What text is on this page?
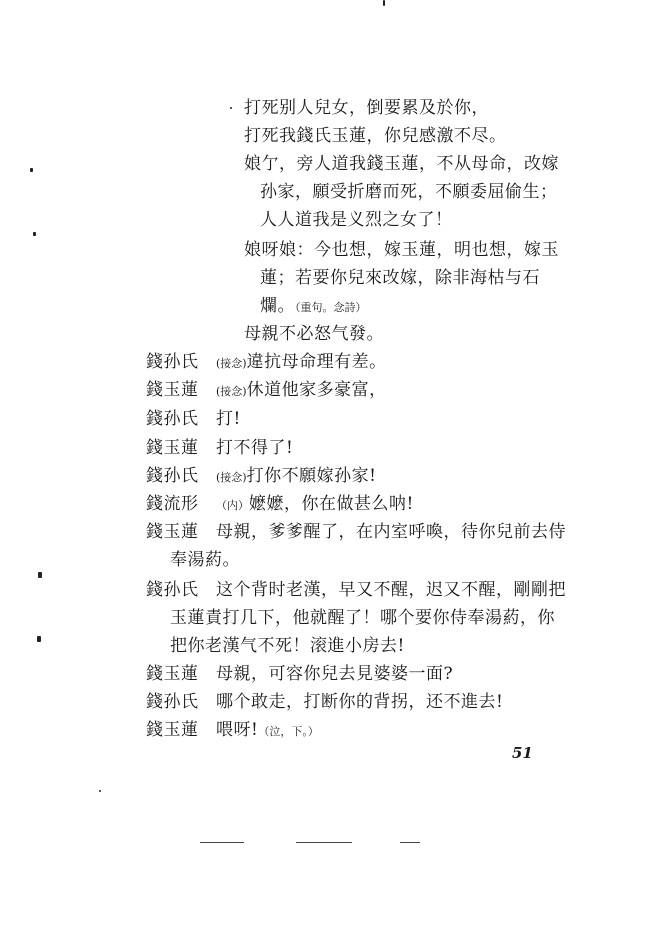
打死别人兒女，倒要累及於你，
打死我錢氏玉蓮，你兒感激不尽。
娘亇，旁人道我錢玉蓮，不从母命，改嫁
孙家，願受折磨而死，不願委屈偷生；
人人道我是义烈之女了！
娘呀娘：今也想，嫁玉蓮，明也想，嫁玉
蓮；若要你兒來改嫁，除非海枯与石
爛。（重句。念詩）
母親不必怒气發。
錢孙氏 (接念)違抗母命理有差。
錢玉蓮 (接念)休道他家多豪富，
錢孙氏 打!
錢玉蓮 打不得了!
錢孙氏 (接念)打你不願嫁孙家!
錢流形 （内）嬷嬷，你在做甚么呐!
錢玉蓮 母親，爹爹醒了，在内室呼喚，待你兒前去侍
奉湯葯。
錢孙氏 这个背时老漢，早又不醒，迟又不醒，剛剛把
玉蓮責打几下，他就醒了！哪个要你侍奉湯葯，你
把你老漢气不死！滚進小房去!
錢玉蓮 母親，可容你兒去見婆婆一面?
錢孙氏 哪个敢走，打断你的背拐，还不進去!
錢玉蓮 喂呀!（泣，下。）
51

------

Repeat the material above word for word and skip every image in it.

What text is on this page?
打死别人兒女，倒要累及於你，
打死我錢氏玉蓮，你兒感激不尽。
娘亇，旁人道我錢玉蓮，不从母命，改嫁
孙家，願受折磨而死，不願委屈偷生；
人人道我是义烈之女了！
娘呀娘：今也想，嫁玉蓮，明也想，嫁玉
蓮；若要你兒來改嫁，除非海枯与石
爛。（重句。念詩）
母親不必怒气發。
錢孙氏 (接念)違抗母命理有差。
錢玉蓮 (接念)休道他家多豪富，
錢孙氏 打!
錢玉蓮 打不得了!
錢孙氏 (接念)打你不願嫁孙家!
錢流形 （内）嬷嬷，你在做甚么呐!
錢玉蓮 母親，爹爹醒了，在内室呼喚，待你兒前去侍
奉湯葯。
錢孙氏 这个背时老漢，早又不醒，迟又不醒，剛剛把
玉蓮責打几下，他就醒了！哪个要你侍奉湯葯，你
把你老漢气不死！滚進小房去!
錢玉蓮 母親，可容你兒去見婆婆一面?
錢孙氏 哪个敢走，打断你的背拐，还不進去!
錢玉蓮 喂呀!（泣，下。）
51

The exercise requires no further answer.